▶ INSTRUCTIONS FOR THE TASK
Answer with one number only: the number of lines that contain "screenshot".

▶ RECORDS

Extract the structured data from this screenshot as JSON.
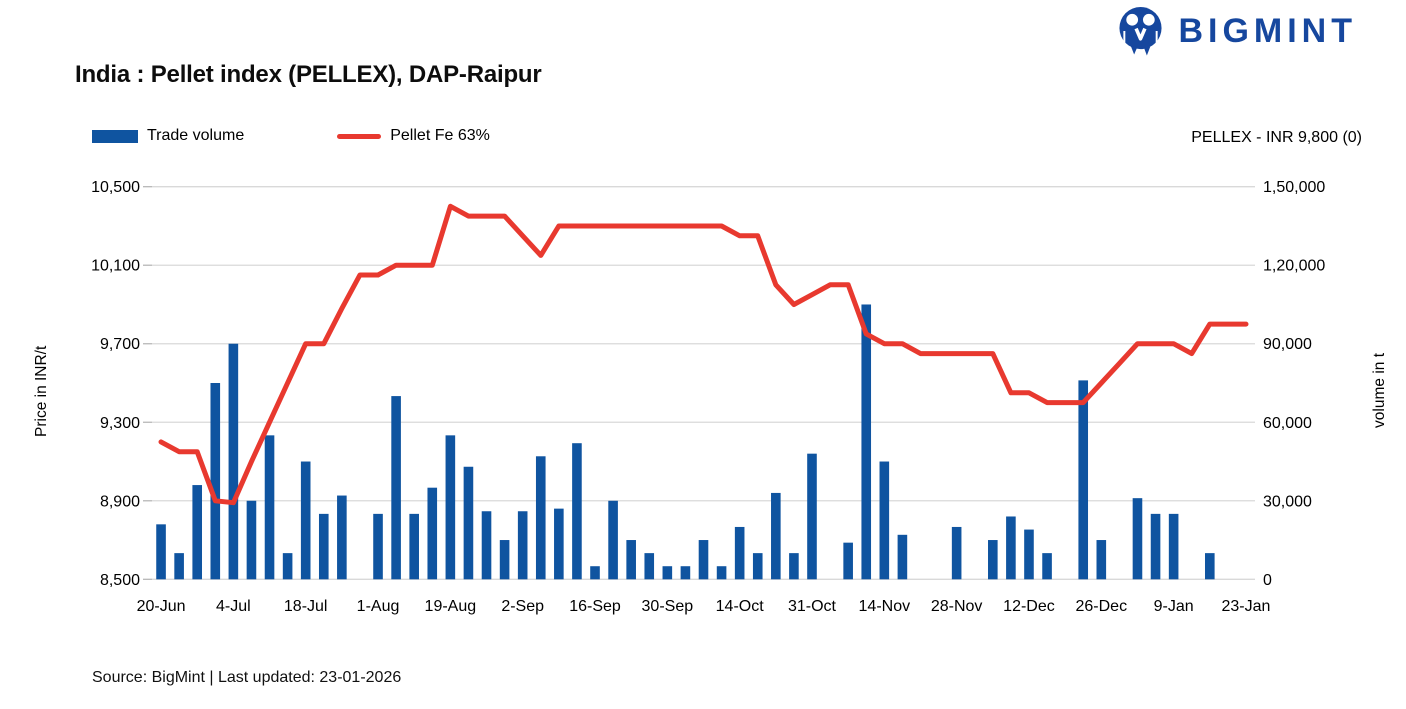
{
  "header": {
    "title": "India : Pellet index (PELLEX), DAP-Raipur",
    "logo_text": "BIGMINT"
  },
  "legend": {
    "items": [
      {
        "label": "Trade volume",
        "swatch": "bar",
        "color": "#0f54a0"
      },
      {
        "label": "Pellet Fe 63%",
        "swatch": "line",
        "color": "#e8392f"
      }
    ]
  },
  "annotation": {
    "text": "PELLEX - INR 9,800 (0)"
  },
  "footer": {
    "source": "Source: BigMint | Last updated: 23-01-2026"
  },
  "colors": {
    "brand": "#16479e",
    "bar": "#0f54a0",
    "line": "#e8392f",
    "grid": "#d9d9d9",
    "tick": "#b7b7b7"
  },
  "chart_data": {
    "type": "combo",
    "n_points": 61,
    "grid": "horizontal",
    "legend_position": "top-left",
    "x_axis": {
      "tick_labels": [
        "20-Jun",
        "4-Jul",
        "18-Jul",
        "1-Aug",
        "19-Aug",
        "2-Sep",
        "16-Sep",
        "30-Sep",
        "14-Oct",
        "31-Oct",
        "14-Nov",
        "28-Nov",
        "12-Dec",
        "26-Dec",
        "9-Jan",
        "23-Jan"
      ],
      "tick_every": 4
    },
    "left_axis": {
      "title": "Price in INR/t",
      "tick_labels": [
        "10,500",
        "10,100",
        "9,700",
        "9,300",
        "8,900",
        "8,500"
      ],
      "tick_values": [
        10500,
        10100,
        9700,
        9300,
        8900,
        8500
      ],
      "min": 8500,
      "max": 10500
    },
    "right_axis": {
      "title": "volume in t",
      "tick_labels": [
        "1,50,000",
        "1,20,000",
        "90,000",
        "60,000",
        "30,000",
        "0"
      ],
      "tick_values": [
        150000,
        120000,
        90000,
        60000,
        30000,
        0
      ],
      "min": 0,
      "max": 150000
    },
    "series": [
      {
        "name": "Trade volume",
        "type": "bar",
        "axis": "right",
        "color": "#0f54a0",
        "values": [
          21000,
          10000,
          36000,
          75000,
          90000,
          30000,
          55000,
          10000,
          45000,
          25000,
          32000,
          0,
          25000,
          70000,
          25000,
          35000,
          55000,
          43000,
          26000,
          15000,
          26000,
          47000,
          27000,
          52000,
          5000,
          30000,
          15000,
          10000,
          5000,
          5000,
          15000,
          5000,
          20000,
          10000,
          33000,
          10000,
          48000,
          0,
          14000,
          105000,
          45000,
          17000,
          0,
          0,
          20000,
          0,
          15000,
          24000,
          19000,
          10000,
          0,
          76000,
          15000,
          0,
          31000,
          25000,
          25000,
          0,
          10000,
          0,
          0
        ]
      },
      {
        "name": "Pellet Fe 63%",
        "type": "line",
        "axis": "left",
        "color": "#e8392f",
        "values": [
          9200,
          9150,
          9150,
          8900,
          8890,
          9100,
          9300,
          9500,
          9700,
          9700,
          9880,
          10050,
          10050,
          10100,
          10100,
          10100,
          10400,
          10350,
          10350,
          10350,
          10250,
          10150,
          10300,
          10300,
          10300,
          10300,
          10300,
          10300,
          10300,
          10300,
          10300,
          10300,
          10250,
          10250,
          10000,
          9900,
          9950,
          10000,
          10000,
          9750,
          9700,
          9700,
          9650,
          9650,
          9650,
          9650,
          9650,
          9450,
          9450,
          9400,
          9400,
          9400,
          9500,
          9600,
          9700,
          9700,
          9700,
          9650,
          9800,
          9800,
          9800
        ]
      }
    ]
  }
}
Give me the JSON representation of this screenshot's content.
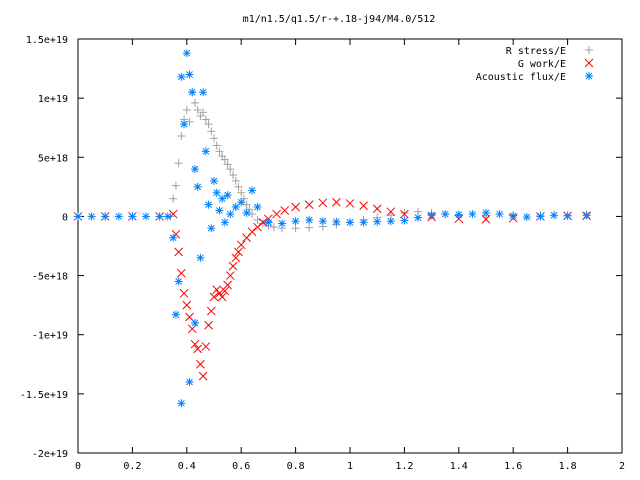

▶ ANSWER TO THE PROBLEM
2